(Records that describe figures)
══════════════════════════════

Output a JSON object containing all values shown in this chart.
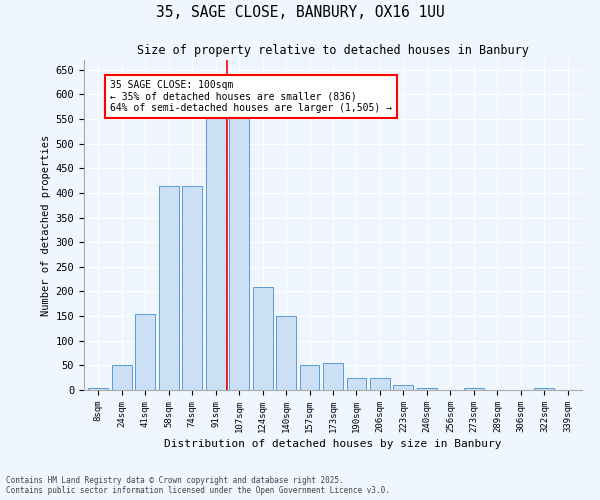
{
  "title1": "35, SAGE CLOSE, BANBURY, OX16 1UU",
  "title2": "Size of property relative to detached houses in Banbury",
  "xlabel": "Distribution of detached houses by size in Banbury",
  "ylabel": "Number of detached properties",
  "categories": [
    "8sqm",
    "24sqm",
    "41sqm",
    "58sqm",
    "74sqm",
    "91sqm",
    "107sqm",
    "124sqm",
    "140sqm",
    "157sqm",
    "173sqm",
    "190sqm",
    "206sqm",
    "223sqm",
    "240sqm",
    "256sqm",
    "273sqm",
    "289sqm",
    "306sqm",
    "322sqm",
    "339sqm"
  ],
  "values": [
    5,
    50,
    155,
    415,
    415,
    610,
    580,
    210,
    150,
    50,
    55,
    25,
    25,
    10,
    5,
    0,
    5,
    0,
    0,
    5,
    0
  ],
  "bar_color": "#cce0f5",
  "bar_edge_color": "#5b9bd5",
  "vline_x_index": 6,
  "vline_color": "red",
  "annotation_text": "35 SAGE CLOSE: 100sqm\n← 35% of detached houses are smaller (836)\n64% of semi-detached houses are larger (1,505) →",
  "annotation_box_color": "white",
  "annotation_box_edge": "red",
  "ylim": [
    0,
    670
  ],
  "yticks": [
    0,
    50,
    100,
    150,
    200,
    250,
    300,
    350,
    400,
    450,
    500,
    550,
    600,
    650
  ],
  "footer1": "Contains HM Land Registry data © Crown copyright and database right 2025.",
  "footer2": "Contains public sector information licensed under the Open Government Licence v3.0.",
  "bg_color": "#f0f6fd",
  "plot_bg_color": "#eef5fc",
  "grid_color": "#ffffff",
  "spine_color": "#aaaaaa"
}
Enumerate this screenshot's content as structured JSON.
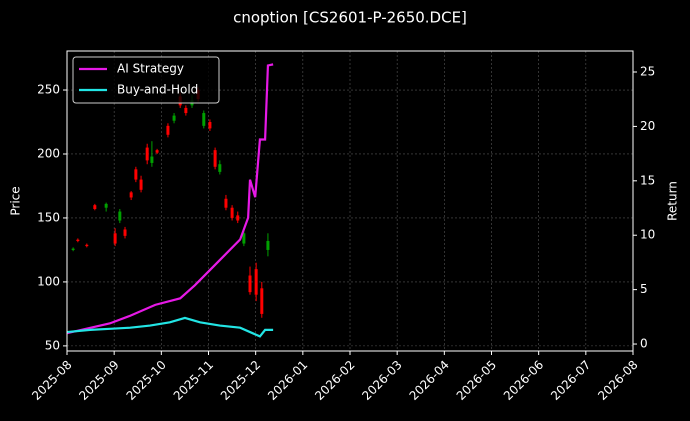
{
  "chart_data": {
    "type": "candlestick",
    "title": "cnoption [CS2601-P-2650.DCE]",
    "y_label": "Price",
    "y2_label": "Return",
    "xlim": [
      0,
      12
    ],
    "xticks": [
      {
        "value": 0,
        "label": "2025-08"
      },
      {
        "value": 1,
        "label": "2025-09"
      },
      {
        "value": 2,
        "label": "2025-10"
      },
      {
        "value": 3,
        "label": "2025-11"
      },
      {
        "value": 4,
        "label": "2025-12"
      },
      {
        "value": 5,
        "label": "2026-01"
      },
      {
        "value": 6,
        "label": "2026-02"
      },
      {
        "value": 7,
        "label": "2026-03"
      },
      {
        "value": 8,
        "label": "2026-04"
      },
      {
        "value": 9,
        "label": "2026-05"
      },
      {
        "value": 10,
        "label": "2026-06"
      },
      {
        "value": 11,
        "label": "2026-07"
      },
      {
        "value": 12,
        "label": "2026-08"
      }
    ],
    "ylim": [
      46,
      280.5
    ],
    "yticks": [
      50,
      100,
      150,
      200,
      250
    ],
    "y2lim": [
      -0.64,
      26.93
    ],
    "y2ticks": [
      0,
      5,
      10,
      15,
      20,
      25
    ],
    "grid": true,
    "legend": "upper left",
    "candles": {
      "up_color": "#00a000",
      "down_color": "#ff0000",
      "x": [
        0.13,
        0.23,
        0.42,
        0.59,
        0.83,
        1.02,
        1.12,
        1.23,
        1.36,
        1.46,
        1.57,
        1.7,
        1.8,
        1.91,
        2.14,
        2.27,
        2.4,
        2.52,
        2.65,
        2.78,
        2.9,
        3.03,
        3.14,
        3.24,
        3.37,
        3.5,
        3.62,
        3.75,
        3.88,
        4.01,
        4.13,
        4.26
      ],
      "open": [
        125,
        133,
        129,
        160,
        158,
        138,
        148,
        141,
        170,
        188,
        180,
        205,
        193,
        203,
        222,
        226,
        245,
        236,
        238,
        250,
        222,
        225,
        203,
        186,
        165,
        158,
        152,
        130,
        105,
        110,
        95,
        125
      ],
      "high": [
        127,
        134,
        130,
        161,
        162,
        142,
        157,
        143,
        171,
        190,
        183,
        208,
        210,
        204,
        224,
        232,
        248,
        238,
        246,
        252,
        234,
        227,
        205,
        195,
        168,
        160,
        155,
        140,
        112,
        115,
        100,
        138
      ],
      "low": [
        124,
        131,
        127,
        156,
        155,
        128,
        146,
        134,
        164,
        178,
        170,
        192,
        190,
        200,
        213,
        224,
        236,
        230,
        236,
        241,
        220,
        218,
        188,
        184,
        156,
        148,
        146,
        128,
        90,
        85,
        72,
        120
      ],
      "close": [
        126,
        132,
        128,
        157,
        161,
        130,
        155,
        136,
        166,
        180,
        172,
        195,
        198,
        201,
        215,
        230,
        238,
        232,
        242,
        243,
        232,
        220,
        190,
        192,
        158,
        150,
        148,
        138,
        92,
        90,
        75,
        132
      ]
    },
    "series": [
      {
        "name": "AI Strategy",
        "color": "#e619e6",
        "axis": "y2",
        "x": [
          0,
          0.91,
          1.34,
          1.87,
          2.4,
          2.71,
          3.03,
          3.35,
          3.67,
          3.84,
          3.88,
          3.99,
          4.09,
          4.2,
          4.26,
          4.37
        ],
        "values": [
          1.0,
          1.9,
          2.6,
          3.6,
          4.2,
          5.4,
          6.8,
          8.2,
          9.6,
          11.6,
          15.1,
          13.5,
          18.8,
          18.8,
          25.6,
          25.7
        ]
      },
      {
        "name": "Buy-and-Hold",
        "color": "#22e5e5",
        "axis": "y2",
        "x": [
          0,
          0.49,
          0.91,
          1.34,
          1.76,
          2.18,
          2.5,
          2.82,
          3.24,
          3.67,
          4.09,
          4.2,
          4.37
        ],
        "values": [
          1.1,
          1.3,
          1.4,
          1.5,
          1.7,
          2.0,
          2.4,
          2.0,
          1.7,
          1.5,
          0.7,
          1.3,
          1.3
        ]
      }
    ]
  }
}
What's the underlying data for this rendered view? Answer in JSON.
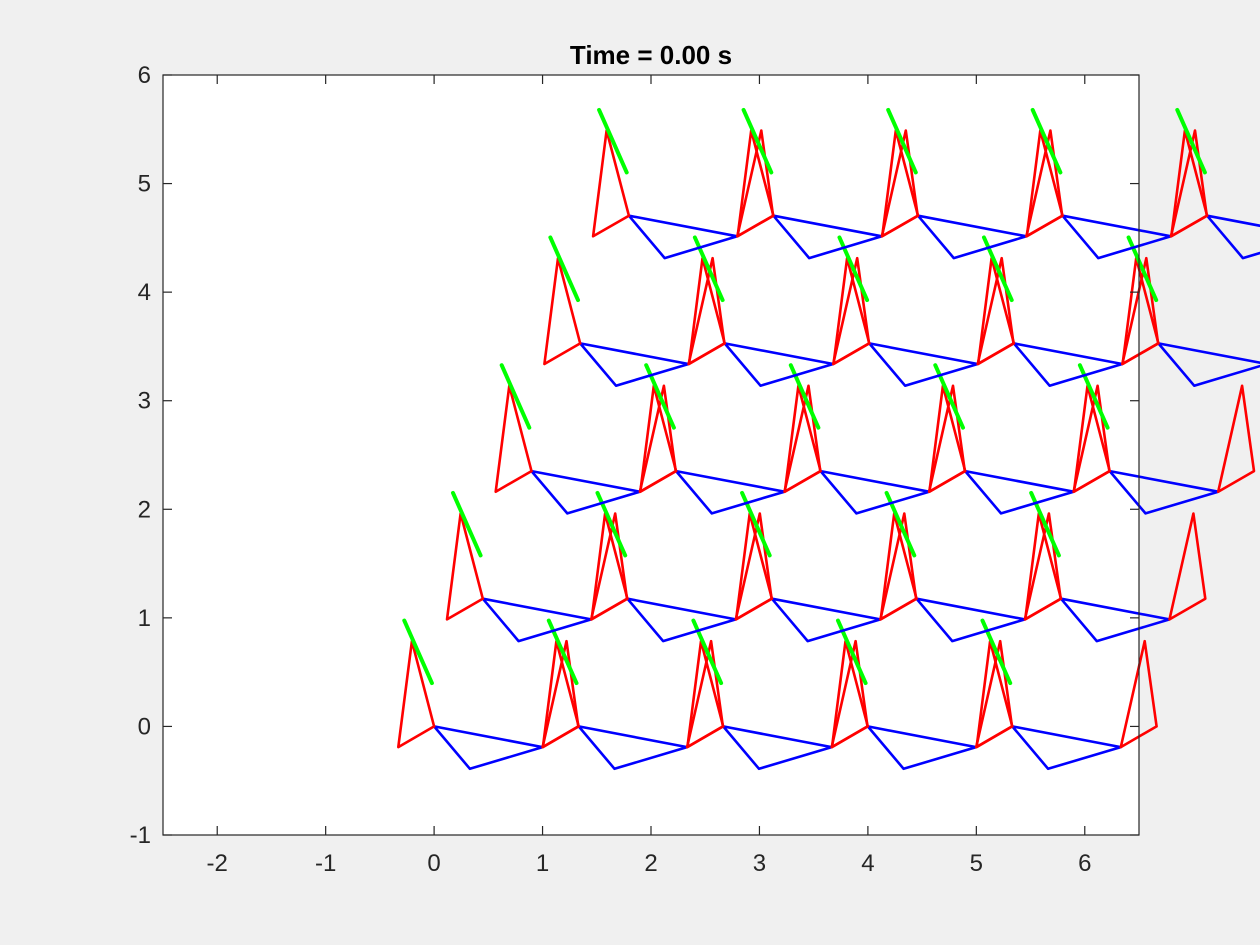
{
  "chart_data": {
    "type": "line",
    "title": "Time = 0.00 s",
    "xlabel": "",
    "ylabel": "",
    "xlim": [
      -2.5,
      6.5
    ],
    "ylim": [
      -1,
      6
    ],
    "xticks": [
      "-2",
      "-1",
      "0",
      "1",
      "2",
      "3",
      "4",
      "5",
      "6"
    ],
    "yticks": [
      "-1",
      "0",
      "1",
      "2",
      "3",
      "4",
      "5",
      "6"
    ],
    "grid": false,
    "legend": "none",
    "lattice": {
      "rows": 5,
      "cols": 5,
      "row_shift": [
        0.449,
        1.176
      ],
      "col_shift": [
        1.333,
        0
      ]
    },
    "unit_cell": {
      "blue_triangle": [
        [
          0,
          0
        ],
        [
          0.33,
          -0.39
        ],
        [
          1.0,
          -0.19
        ]
      ],
      "red_triangle": [
        [
          1.0,
          -0.19
        ],
        [
          1.33,
          0
        ],
        [
          1.221,
          0.785
        ]
      ],
      "red_spike": [
        [
          0,
          0
        ],
        [
          -0.33,
          -0.19
        ],
        [
          -0.205,
          0.785
        ],
        [
          0,
          0
        ]
      ],
      "green_bar": [
        [
          -0.275,
          0.975
        ],
        [
          -0.02,
          0.399
        ]
      ]
    },
    "colors": {
      "blue": "#0000ff",
      "red": "#ff0000",
      "green": "#00ff00",
      "axes": "#262626",
      "plot_bg": "#ffffff",
      "figure_bg": "#f0f0f0"
    }
  }
}
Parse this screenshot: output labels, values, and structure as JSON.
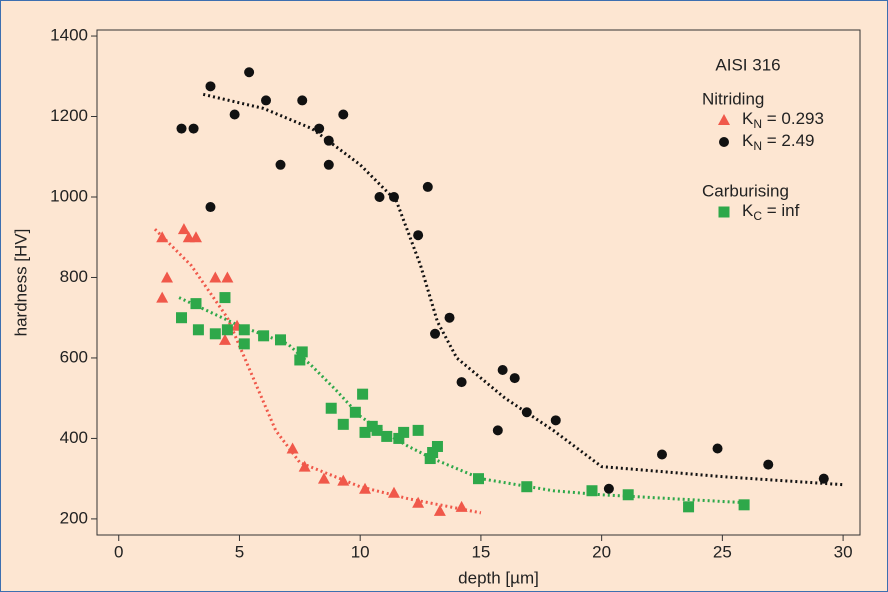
{
  "chart_data": {
    "type": "scatter",
    "x_label": "depth [µm]",
    "y_label": "hardness [HV]",
    "xlim": [
      -0.9,
      30.7
    ],
    "ylim": [
      160,
      1415
    ],
    "xticks": [
      0,
      5,
      10,
      15,
      20,
      25,
      30
    ],
    "yticks": [
      200,
      400,
      600,
      800,
      1000,
      1200,
      1400
    ],
    "legend_title": "AISI 316",
    "legend_groups": [
      "Nitriding",
      "Carburising"
    ],
    "series": [
      {
        "name": [
          "K",
          "N",
          " = 0.293"
        ],
        "group": 0,
        "marker": "triangle",
        "color": "#f0584a",
        "x": [
          1.8,
          1.8,
          2.0,
          2.7,
          2.9,
          3.2,
          4.0,
          4.5,
          4.4,
          4.9,
          7.2,
          7.7,
          8.5,
          9.3,
          10.2,
          11.4,
          12.4,
          13.3,
          14.2
        ],
        "values": [
          750,
          900,
          800,
          920,
          900,
          900,
          800,
          800,
          645,
          680,
          375,
          330,
          300,
          295,
          275,
          265,
          240,
          220,
          230
        ],
        "fit_x": [
          1.5,
          3,
          4.5,
          5.5,
          6.5,
          7.5,
          10,
          12,
          15
        ],
        "fit_y": [
          920,
          830,
          700,
          560,
          420,
          340,
          280,
          250,
          215
        ]
      },
      {
        "name": [
          "K",
          "N",
          " = 2.49"
        ],
        "group": 0,
        "marker": "circle",
        "color": "#111111",
        "x": [
          2.6,
          3.1,
          3.8,
          3.8,
          4.8,
          5.4,
          6.1,
          6.7,
          7.6,
          8.3,
          8.7,
          8.7,
          9.3,
          10.8,
          11.4,
          12.4,
          12.8,
          13.1,
          13.7,
          14.2,
          15.7,
          15.9,
          16.4,
          16.9,
          18.1,
          20.3,
          22.5,
          24.8,
          26.9,
          29.2
        ],
        "values": [
          1170,
          1170,
          1275,
          975,
          1205,
          1310,
          1240,
          1080,
          1240,
          1170,
          1140,
          1080,
          1205,
          1000,
          1000,
          905,
          1025,
          660,
          700,
          540,
          420,
          570,
          550,
          465,
          445,
          275,
          360,
          375,
          335,
          300
        ],
        "fit_x": [
          3.5,
          6,
          8,
          10,
          11.5,
          12.5,
          13.2,
          14,
          16,
          18,
          20,
          25,
          30
        ],
        "fit_y": [
          1255,
          1220,
          1170,
          1080,
          990,
          830,
          690,
          600,
          500,
          420,
          330,
          305,
          285
        ]
      },
      {
        "name": [
          "K",
          "C",
          " = inf"
        ],
        "group": 1,
        "marker": "square",
        "color": "#2ea84a",
        "x": [
          2.6,
          3.2,
          3.3,
          4.0,
          4.4,
          4.5,
          5.2,
          5.2,
          6.0,
          6.7,
          7.5,
          7.6,
          8.8,
          9.3,
          9.8,
          10.1,
          10.2,
          10.5,
          10.7,
          11.1,
          11.6,
          11.8,
          12.4,
          12.9,
          13.0,
          13.2,
          14.9,
          16.9,
          19.6,
          21.1,
          23.6,
          25.9
        ],
        "values": [
          700,
          735,
          670,
          660,
          750,
          670,
          670,
          635,
          655,
          645,
          595,
          615,
          475,
          435,
          465,
          510,
          415,
          430,
          420,
          405,
          400,
          415,
          420,
          350,
          365,
          380,
          300,
          280,
          270,
          260,
          230,
          235
        ],
        "fit_x": [
          2.5,
          5,
          7,
          8,
          9,
          10,
          11,
          12,
          13,
          15,
          18,
          20,
          26
        ],
        "fit_y": [
          750,
          680,
          635,
          580,
          520,
          455,
          415,
          380,
          350,
          300,
          270,
          260,
          240
        ]
      }
    ]
  }
}
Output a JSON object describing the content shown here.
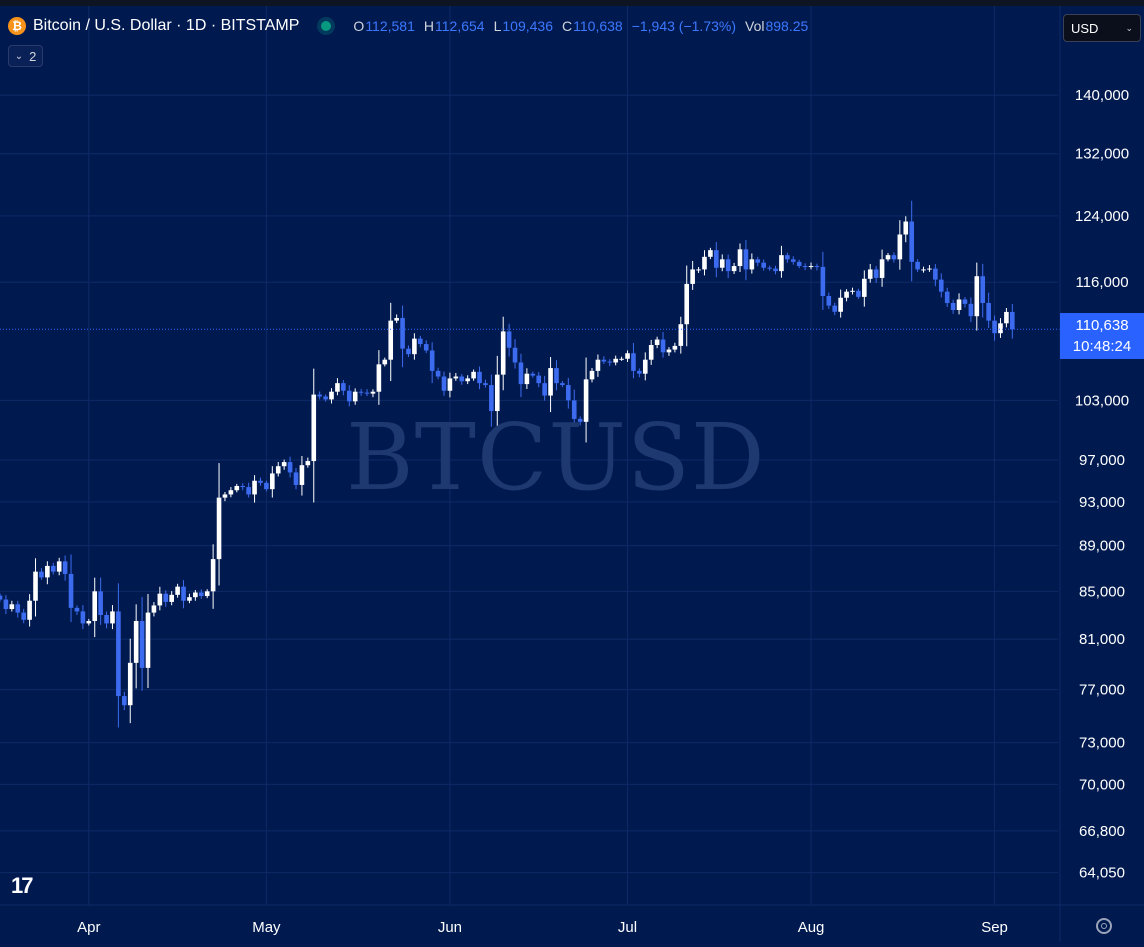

══════════════════════════════

• Instruction: Check each line above for the word "screenshot" and copy the ones that have it.

• Response below:
Enumerate this screenshot's content as structured JSON.
Parse this screenshot: output labels, values, and structure as JSON.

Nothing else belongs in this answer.